▶

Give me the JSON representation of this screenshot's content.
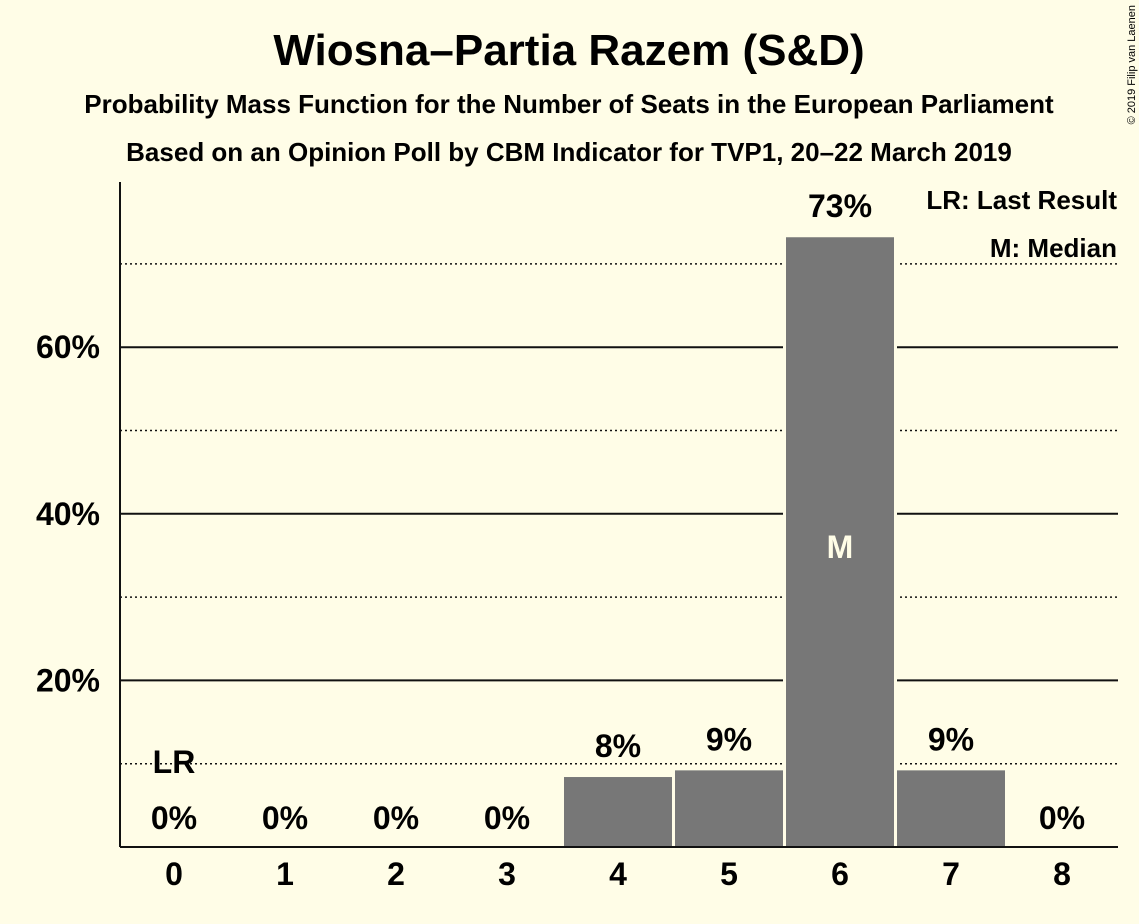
{
  "chart_data": {
    "type": "bar",
    "title": "Wiosna–Partia Razem (S&D)",
    "subtitle": "Probability Mass Function for the Number of Seats in the European Parliament",
    "subtitle2": "Based on an Opinion Poll by CBM Indicator for TVP1, 20–22 March 2019",
    "categories": [
      "0",
      "1",
      "2",
      "3",
      "4",
      "5",
      "6",
      "7",
      "8"
    ],
    "values": [
      0,
      0,
      0,
      0,
      8.4,
      9.2,
      73.2,
      9.2,
      0
    ],
    "value_labels": [
      "0%",
      "0%",
      "0%",
      "0%",
      "8%",
      "9%",
      "73%",
      "9%",
      "0%"
    ],
    "ylim": [
      0,
      80
    ],
    "y_ticks": [
      20,
      40,
      60
    ],
    "y_tick_labels": [
      "20%",
      "40%",
      "60%"
    ],
    "y_minor_gridlines": [
      10,
      30,
      50,
      70
    ],
    "last_result_category": "0",
    "last_result_marker": "LR",
    "median_category": "6",
    "median_marker": "M",
    "legend": [
      "LR: Last Result",
      "M: Median"
    ],
    "legend_position": "top-right",
    "bar_color": "#777777",
    "background_color": "#FFFDE7",
    "copyright": "© 2019 Filip van Laenen"
  }
}
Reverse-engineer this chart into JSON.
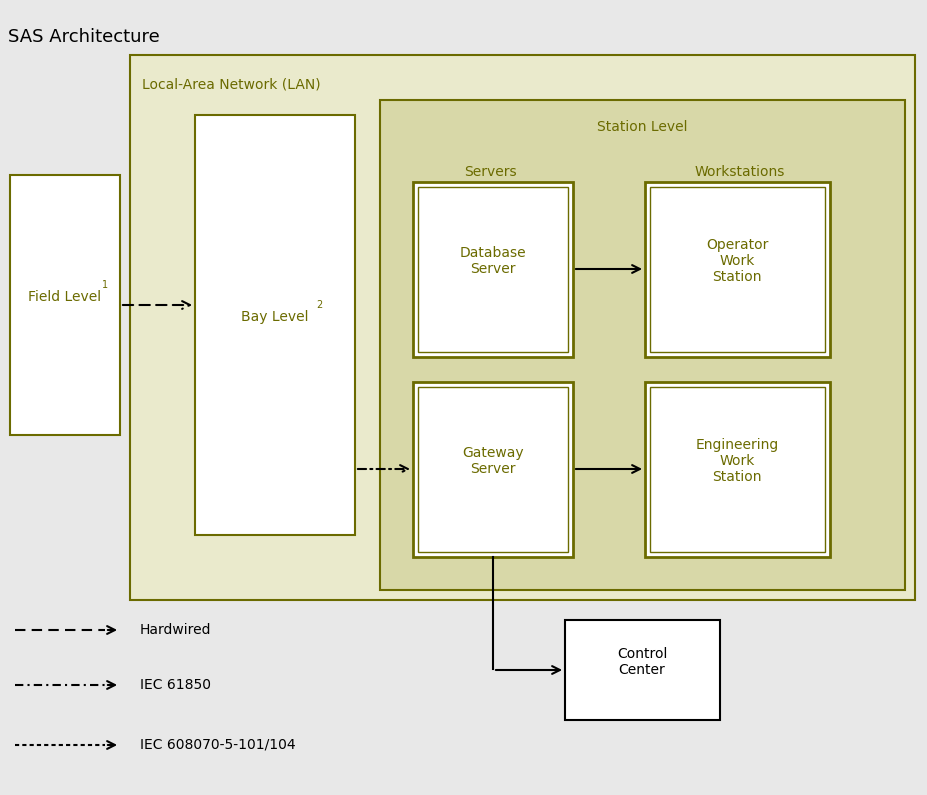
{
  "title": "SAS Architecture",
  "bg_color": "#e8e8e8",
  "lan_bg": "#eaeacc",
  "station_bg": "#d8d8a8",
  "servers_bg": "#c8c8a0",
  "box_edge": "#6b6b00",
  "text_color": "#6b6b00",
  "white_box": "#ffffff",
  "black": "#000000",
  "lan_label": "Local-Area Network (LAN)",
  "station_label": "Station Level",
  "servers_label": "Servers",
  "workstations_label": "Workstations",
  "field_label": "Field Level",
  "field_super": "1",
  "bay_label": "Bay Level",
  "bay_super": "2",
  "db_server_label": "Database\nServer",
  "gw_server_label": "Gateway\nServer",
  "op_ws_label": "Operator\nWork\nStation",
  "eng_ws_label": "Engineering\nWork\nStation",
  "control_label": "Control\nCenter",
  "legend_hardwired": "Hardwired",
  "legend_iec61850": "IEC 61850",
  "legend_iec608070": "IEC 608070-5-101/104",
  "font_size_title": 13,
  "font_size_label": 10,
  "font_size_box": 10,
  "font_size_legend": 10
}
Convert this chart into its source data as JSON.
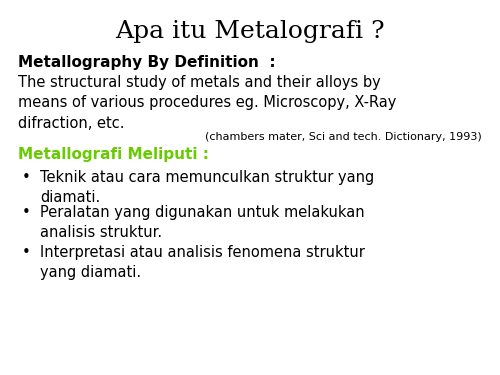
{
  "title": "Apa itu Metalografi ?",
  "title_fontsize": 18,
  "title_color": "#000000",
  "title_font": "serif",
  "background_color": "#ffffff",
  "section1_label": "Metallography By Definition  :",
  "section1_fontsize": 11,
  "section1_color": "#000000",
  "definition_text": "The structural study of metals and their alloys by\nmeans of various procedures eg. Microscopy, X-Ray\ndifraction, etc.",
  "definition_fontsize": 10.5,
  "definition_color": "#000000",
  "definition_font": "Comic Sans MS",
  "citation": "(chambers mater, Sci and tech. Dictionary, 1993)",
  "citation_fontsize": 8,
  "citation_color": "#000000",
  "section2_label": "Metallografi Meliputi :",
  "section2_fontsize": 11,
  "section2_color": "#66cc00",
  "bullets": [
    "Teknik atau cara memunculkan struktur yang\ndiamati.",
    "Peralatan yang digunakan untuk melakukan\nanalisis struktur.",
    "Interpretasi atau analisis fenomena struktur\nyang diamati."
  ],
  "bullet_fontsize": 10.5,
  "bullet_color": "#000000",
  "bullet_char": "•",
  "bullet_font": "Comic Sans MS",
  "section1_font": "Comic Sans MS"
}
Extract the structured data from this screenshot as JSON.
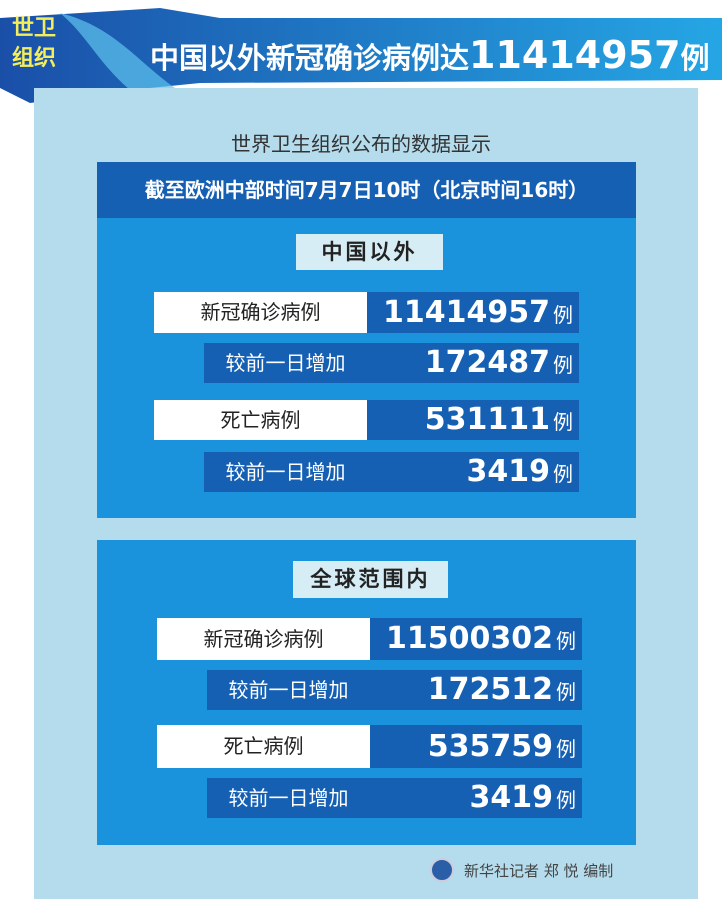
{
  "badge": {
    "line1": "世卫",
    "line2": "组织"
  },
  "title": {
    "text": "中国以外新冠确诊病例达",
    "number": "11414957",
    "unit": "例"
  },
  "subtitle": "世界卫生组织公布的数据显示",
  "date_header": "截至欧洲中部时间7月7日10时（北京时间16时）",
  "sections": [
    {
      "heading": "中国以外",
      "rows": [
        {
          "label": "新冠确诊病例",
          "value": "11414957",
          "unit": "例"
        },
        {
          "label": "较前一日增加",
          "value": "172487",
          "unit": "例"
        },
        {
          "label": "死亡病例",
          "value": "531111",
          "unit": "例"
        },
        {
          "label": "较前一日增加",
          "value": "3419",
          "unit": "例"
        }
      ]
    },
    {
      "heading": "全球范围内",
      "rows": [
        {
          "label": "新冠确诊病例",
          "value": "11500302",
          "unit": "例"
        },
        {
          "label": "较前一日增加",
          "value": "172512",
          "unit": "例"
        },
        {
          "label": "死亡病例",
          "value": "535759",
          "unit": "例"
        },
        {
          "label": "较前一日增加",
          "value": "3419",
          "unit": "例"
        }
      ]
    }
  ],
  "footer": "新华社记者 郑 悦 编制",
  "colors": {
    "panel": "#b5dced",
    "section": "#1a93dc",
    "dark": "#1660b4",
    "badge_text": "#f3ee5a"
  }
}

◀

### WHAT THE TASK REQUIRES
Give the entries again word for word, but skip the pictures.

### CORRECT RESPONSE
Give me the JSON representation of this screenshot's content.
{
  "chart_data": {
    "type": "bar",
    "title": "Wiosna–Partia Razem (S&D)",
    "subtitle": "Probability Mass Function for the Number of Seats in the European Parliament",
    "subtitle2": "Based on an Opinion Poll by CBM Indicator for TVP1, 20–22 March 2019",
    "categories": [
      "0",
      "1",
      "2",
      "3",
      "4",
      "5",
      "6",
      "7",
      "8"
    ],
    "values": [
      0,
      0,
      0,
      0,
      8.4,
      9.2,
      73.2,
      9.2,
      0
    ],
    "value_labels": [
      "0%",
      "0%",
      "0%",
      "0%",
      "8%",
      "9%",
      "73%",
      "9%",
      "0%"
    ],
    "ylim": [
      0,
      80
    ],
    "y_ticks": [
      20,
      40,
      60
    ],
    "y_tick_labels": [
      "20%",
      "40%",
      "60%"
    ],
    "y_minor_gridlines": [
      10,
      30,
      50,
      70
    ],
    "last_result_category": "0",
    "last_result_marker": "LR",
    "median_category": "6",
    "median_marker": "M",
    "legend": [
      "LR: Last Result",
      "M: Median"
    ],
    "legend_position": "top-right",
    "bar_color": "#777777",
    "background_color": "#FFFDE7",
    "copyright": "© 2019 Filip van Laenen"
  }
}
Reverse-engineer this chart into JSON.
{
  "title": "SAS Architecture",
  "bg_color": "#e8e8e8",
  "lan_bg": "#eaeacc",
  "station_bg": "#d8d8a8",
  "servers_bg": "#c8c8a0",
  "box_edge": "#6b6b00",
  "text_color": "#6b6b00",
  "white_box": "#ffffff",
  "black": "#000000",
  "lan_label": "Local-Area Network (LAN)",
  "station_label": "Station Level",
  "servers_label": "Servers",
  "workstations_label": "Workstations",
  "field_label": "Field Level",
  "field_super": "1",
  "bay_label": "Bay Level",
  "bay_super": "2",
  "db_server_label": "Database\nServer",
  "gw_server_label": "Gateway\nServer",
  "op_ws_label": "Operator\nWork\nStation",
  "eng_ws_label": "Engineering\nWork\nStation",
  "control_label": "Control\nCenter",
  "legend_hardwired": "Hardwired",
  "legend_iec61850": "IEC 61850",
  "legend_iec608070": "IEC 608070-5-101/104",
  "font_size_title": 13,
  "font_size_label": 10,
  "font_size_box": 10,
  "font_size_legend": 10
}
Convert this chart into its source data as JSON.
{
  "title": "Apa itu Metalografi ?",
  "title_fontsize": 18,
  "title_color": "#000000",
  "title_font": "serif",
  "background_color": "#ffffff",
  "section1_label": "Metallography By Definition  :",
  "section1_fontsize": 11,
  "section1_color": "#000000",
  "definition_text": "The structural study of metals and their alloys by\nmeans of various procedures eg. Microscopy, X-Ray\ndifraction, etc.",
  "definition_fontsize": 10.5,
  "definition_color": "#000000",
  "definition_font": "Comic Sans MS",
  "citation": "(chambers mater, Sci and tech. Dictionary, 1993)",
  "citation_fontsize": 8,
  "citation_color": "#000000",
  "section2_label": "Metallografi Meliputi :",
  "section2_fontsize": 11,
  "section2_color": "#66cc00",
  "bullets": [
    "Teknik atau cara memunculkan struktur yang\ndiamati.",
    "Peralatan yang digunakan untuk melakukan\nanalisis struktur.",
    "Interpretasi atau analisis fenomena struktur\nyang diamati."
  ],
  "bullet_fontsize": 10.5,
  "bullet_color": "#000000",
  "bullet_char": "•",
  "bullet_font": "Comic Sans MS",
  "section1_font": "Comic Sans MS"
}
Extract the structured data from this screenshot as JSON.
{
  "badge": {
    "line1": "世卫",
    "line2": "组织"
  },
  "title": {
    "text": "中国以外新冠确诊病例达",
    "number": "11414957",
    "unit": "例"
  },
  "subtitle": "世界卫生组织公布的数据显示",
  "date_header": "截至欧洲中部时间7月7日10时（北京时间16时）",
  "sections": [
    {
      "heading": "中国以外",
      "rows": [
        {
          "label": "新冠确诊病例",
          "value": "11414957",
          "unit": "例"
        },
        {
          "label": "较前一日增加",
          "value": "172487",
          "unit": "例"
        },
        {
          "label": "死亡病例",
          "value": "531111",
          "unit": "例"
        },
        {
          "label": "较前一日增加",
          "value": "3419",
          "unit": "例"
        }
      ]
    },
    {
      "heading": "全球范围内",
      "rows": [
        {
          "label": "新冠确诊病例",
          "value": "11500302",
          "unit": "例"
        },
        {
          "label": "较前一日增加",
          "value": "172512",
          "unit": "例"
        },
        {
          "label": "死亡病例",
          "value": "535759",
          "unit": "例"
        },
        {
          "label": "较前一日增加",
          "value": "3419",
          "unit": "例"
        }
      ]
    }
  ],
  "footer": "新华社记者 郑 悦 编制",
  "colors": {
    "panel": "#b5dced",
    "section": "#1a93dc",
    "dark": "#1660b4",
    "badge_text": "#f3ee5a"
  }
}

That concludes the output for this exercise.